→ **Requirements**: Where the data below has the string "كتاب", return the whole line.

→ **Data shown**:
........

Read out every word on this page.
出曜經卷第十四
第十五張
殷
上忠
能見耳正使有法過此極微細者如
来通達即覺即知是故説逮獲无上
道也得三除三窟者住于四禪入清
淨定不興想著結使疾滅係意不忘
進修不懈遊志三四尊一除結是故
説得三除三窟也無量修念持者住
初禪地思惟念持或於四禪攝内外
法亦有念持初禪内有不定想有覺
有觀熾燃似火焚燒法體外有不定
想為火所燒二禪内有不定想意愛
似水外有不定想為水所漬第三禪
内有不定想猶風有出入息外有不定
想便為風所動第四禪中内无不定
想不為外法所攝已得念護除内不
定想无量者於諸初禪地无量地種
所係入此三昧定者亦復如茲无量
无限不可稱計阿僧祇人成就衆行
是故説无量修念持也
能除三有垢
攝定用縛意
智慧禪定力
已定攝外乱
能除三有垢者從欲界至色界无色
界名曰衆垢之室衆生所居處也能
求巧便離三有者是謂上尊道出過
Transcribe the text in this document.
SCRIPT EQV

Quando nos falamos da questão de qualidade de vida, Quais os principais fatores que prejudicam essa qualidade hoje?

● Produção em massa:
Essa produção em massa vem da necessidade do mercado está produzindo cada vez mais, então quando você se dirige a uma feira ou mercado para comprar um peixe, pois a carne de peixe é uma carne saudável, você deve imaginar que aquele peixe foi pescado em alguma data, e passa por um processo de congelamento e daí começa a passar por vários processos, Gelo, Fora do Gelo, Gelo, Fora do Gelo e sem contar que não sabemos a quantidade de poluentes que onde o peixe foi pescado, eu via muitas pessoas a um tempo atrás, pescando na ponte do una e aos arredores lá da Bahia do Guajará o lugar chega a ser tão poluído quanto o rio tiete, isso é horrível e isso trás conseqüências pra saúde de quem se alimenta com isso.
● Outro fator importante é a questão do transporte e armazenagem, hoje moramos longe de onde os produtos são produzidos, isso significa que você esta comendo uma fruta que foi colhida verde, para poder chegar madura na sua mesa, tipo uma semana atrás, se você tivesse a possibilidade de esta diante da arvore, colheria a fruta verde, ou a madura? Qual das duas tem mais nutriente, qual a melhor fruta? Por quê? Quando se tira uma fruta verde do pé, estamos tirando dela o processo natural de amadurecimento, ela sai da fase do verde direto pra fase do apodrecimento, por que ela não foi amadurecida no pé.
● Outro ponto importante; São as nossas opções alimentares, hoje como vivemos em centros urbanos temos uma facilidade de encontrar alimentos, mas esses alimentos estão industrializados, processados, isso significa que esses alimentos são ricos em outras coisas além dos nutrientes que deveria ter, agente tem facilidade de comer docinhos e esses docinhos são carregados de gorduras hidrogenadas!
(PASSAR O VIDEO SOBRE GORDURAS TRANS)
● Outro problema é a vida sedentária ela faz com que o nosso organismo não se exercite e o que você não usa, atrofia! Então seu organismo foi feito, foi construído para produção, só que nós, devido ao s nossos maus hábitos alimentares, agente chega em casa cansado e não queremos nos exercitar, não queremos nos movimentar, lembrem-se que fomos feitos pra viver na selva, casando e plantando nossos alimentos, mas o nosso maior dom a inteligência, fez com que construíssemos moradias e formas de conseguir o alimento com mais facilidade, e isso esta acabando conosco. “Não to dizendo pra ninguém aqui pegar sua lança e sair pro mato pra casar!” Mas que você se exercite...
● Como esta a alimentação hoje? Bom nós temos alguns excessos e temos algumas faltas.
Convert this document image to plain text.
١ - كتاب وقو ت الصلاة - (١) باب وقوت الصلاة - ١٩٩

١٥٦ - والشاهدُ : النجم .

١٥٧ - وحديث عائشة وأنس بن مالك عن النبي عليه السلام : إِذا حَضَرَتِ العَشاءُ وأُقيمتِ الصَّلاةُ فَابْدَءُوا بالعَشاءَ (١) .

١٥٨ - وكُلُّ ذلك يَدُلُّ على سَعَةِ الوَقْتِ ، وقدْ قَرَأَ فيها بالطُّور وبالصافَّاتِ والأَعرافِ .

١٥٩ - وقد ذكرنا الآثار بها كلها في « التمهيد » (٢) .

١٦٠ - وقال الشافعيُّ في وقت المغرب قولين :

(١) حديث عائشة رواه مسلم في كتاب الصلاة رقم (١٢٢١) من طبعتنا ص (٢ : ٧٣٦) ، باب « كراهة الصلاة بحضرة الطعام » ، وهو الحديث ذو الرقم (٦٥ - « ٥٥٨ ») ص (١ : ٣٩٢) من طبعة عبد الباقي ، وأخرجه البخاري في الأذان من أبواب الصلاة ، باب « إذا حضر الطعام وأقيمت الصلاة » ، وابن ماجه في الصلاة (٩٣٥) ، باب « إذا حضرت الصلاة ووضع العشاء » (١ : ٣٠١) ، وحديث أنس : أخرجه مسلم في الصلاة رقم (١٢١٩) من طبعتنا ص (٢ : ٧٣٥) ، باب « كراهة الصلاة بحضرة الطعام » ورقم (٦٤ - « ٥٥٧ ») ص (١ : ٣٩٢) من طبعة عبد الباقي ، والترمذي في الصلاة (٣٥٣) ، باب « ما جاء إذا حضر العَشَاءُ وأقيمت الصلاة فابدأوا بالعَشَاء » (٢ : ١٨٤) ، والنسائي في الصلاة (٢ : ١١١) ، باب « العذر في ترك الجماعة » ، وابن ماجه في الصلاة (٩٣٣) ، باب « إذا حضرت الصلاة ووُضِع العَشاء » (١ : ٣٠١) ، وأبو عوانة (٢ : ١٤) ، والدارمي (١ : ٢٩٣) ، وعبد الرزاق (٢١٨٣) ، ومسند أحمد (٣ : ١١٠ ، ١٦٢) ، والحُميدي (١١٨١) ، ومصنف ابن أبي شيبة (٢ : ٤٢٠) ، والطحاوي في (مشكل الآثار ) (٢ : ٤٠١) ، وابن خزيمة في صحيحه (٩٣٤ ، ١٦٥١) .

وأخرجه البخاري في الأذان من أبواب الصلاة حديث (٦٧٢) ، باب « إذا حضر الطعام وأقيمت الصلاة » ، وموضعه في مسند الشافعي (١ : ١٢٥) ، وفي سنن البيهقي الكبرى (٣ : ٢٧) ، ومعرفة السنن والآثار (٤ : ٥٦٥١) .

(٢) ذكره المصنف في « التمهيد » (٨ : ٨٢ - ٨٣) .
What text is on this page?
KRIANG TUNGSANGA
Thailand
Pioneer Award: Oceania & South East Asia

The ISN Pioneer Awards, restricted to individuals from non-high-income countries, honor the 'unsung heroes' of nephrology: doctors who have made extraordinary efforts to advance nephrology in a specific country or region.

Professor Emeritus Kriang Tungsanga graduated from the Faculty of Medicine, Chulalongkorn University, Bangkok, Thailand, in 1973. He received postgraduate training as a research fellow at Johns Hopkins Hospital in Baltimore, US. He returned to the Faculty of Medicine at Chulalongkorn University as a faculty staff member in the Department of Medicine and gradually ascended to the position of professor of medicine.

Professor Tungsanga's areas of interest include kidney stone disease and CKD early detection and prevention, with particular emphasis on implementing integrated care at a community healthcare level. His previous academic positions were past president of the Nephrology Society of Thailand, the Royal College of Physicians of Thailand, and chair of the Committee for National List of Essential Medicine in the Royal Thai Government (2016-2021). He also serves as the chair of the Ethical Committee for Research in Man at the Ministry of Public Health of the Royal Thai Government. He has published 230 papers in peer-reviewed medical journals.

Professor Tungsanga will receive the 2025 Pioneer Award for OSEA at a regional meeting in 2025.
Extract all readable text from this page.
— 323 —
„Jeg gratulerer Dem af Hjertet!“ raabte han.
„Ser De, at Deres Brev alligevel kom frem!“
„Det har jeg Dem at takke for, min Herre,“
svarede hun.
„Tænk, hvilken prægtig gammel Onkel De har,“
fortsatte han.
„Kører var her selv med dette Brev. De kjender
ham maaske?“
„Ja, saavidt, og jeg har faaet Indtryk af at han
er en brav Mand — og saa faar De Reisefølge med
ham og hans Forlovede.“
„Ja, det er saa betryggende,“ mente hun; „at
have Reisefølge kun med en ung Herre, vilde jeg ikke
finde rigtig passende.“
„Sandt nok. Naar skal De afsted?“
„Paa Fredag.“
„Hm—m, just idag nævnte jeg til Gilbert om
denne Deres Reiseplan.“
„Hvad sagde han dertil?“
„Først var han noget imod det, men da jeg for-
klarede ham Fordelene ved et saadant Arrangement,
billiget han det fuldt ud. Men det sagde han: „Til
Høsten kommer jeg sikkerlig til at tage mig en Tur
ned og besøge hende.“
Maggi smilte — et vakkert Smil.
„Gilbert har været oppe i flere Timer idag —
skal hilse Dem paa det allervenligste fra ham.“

........

→ **Response to the exercise**:
١ - كتاب وقو ت الصلاة - (١) باب وقوت الصلاة - ١٩٩
(١) حديث عائشة رواه مسلم في كتاب الصلاة رقم (١٢٢١) من طبعتنا ص (٢ : ٧٣٦) ، باب « كراهة الصلاة بحضرة الطعام » ، وهو الحديث ذو الرقم (٦٥ - « ٥٥٨ ») ص (١ : ٣٩٢) من طبعة عبد الباقي ، وأخرجه البخاري في الأذان من أبواب الصلاة ، باب « إذا حضر الطعام وأقيمت الصلاة » ، وابن ماجه في الصلاة (٩٣٥) ، باب « إذا حضرت الصلاة ووضع العشاء » (١ : ٣٠١) ، وحديث أنس : أخرجه مسلم في الصلاة رقم (١٢١٩) من طبعتنا ص (٢ : ٧٣٥) ، باب « كراهة الصلاة بحضرة الطعام » ورقم (٦٤ - « ٥٥٧ ») ص (١ : ٣٩٢) من طبعة عبد الباقي ، والترمذي في الصلاة (٣٥٣) ، باب « ما جاء إذا حضر العَشَاءُ وأقيمت الصلاة فابدأوا بالعَشَاء » (٢ : ١٨٤) ، والنسائي في الصلاة (٢ : ١١١) ، باب « العذر في ترك الجماعة » ، وابن ماجه في الصلاة (٩٣٣) ، باب « إذا حضرت الصلاة ووُضِع العَشاء » (١ : ٣٠١) ، وأبو عوانة (٢ : ١٤) ، والدارمي (١ : ٢٩٣) ، وعبد الرزاق (٢١٨٣) ، ومسند أحمد (٣ : ١١٠ ، ١٦٢) ، والحُميدي (١١٨١) ، ومصنف ابن أبي شيبة (٢ : ٤٢٠) ، والطحاوي في (مشكل الآثار ) (٢ : ٤٠١) ، وابن خزيمة في صحيحه (٩٣٤ ، ١٦٥١) .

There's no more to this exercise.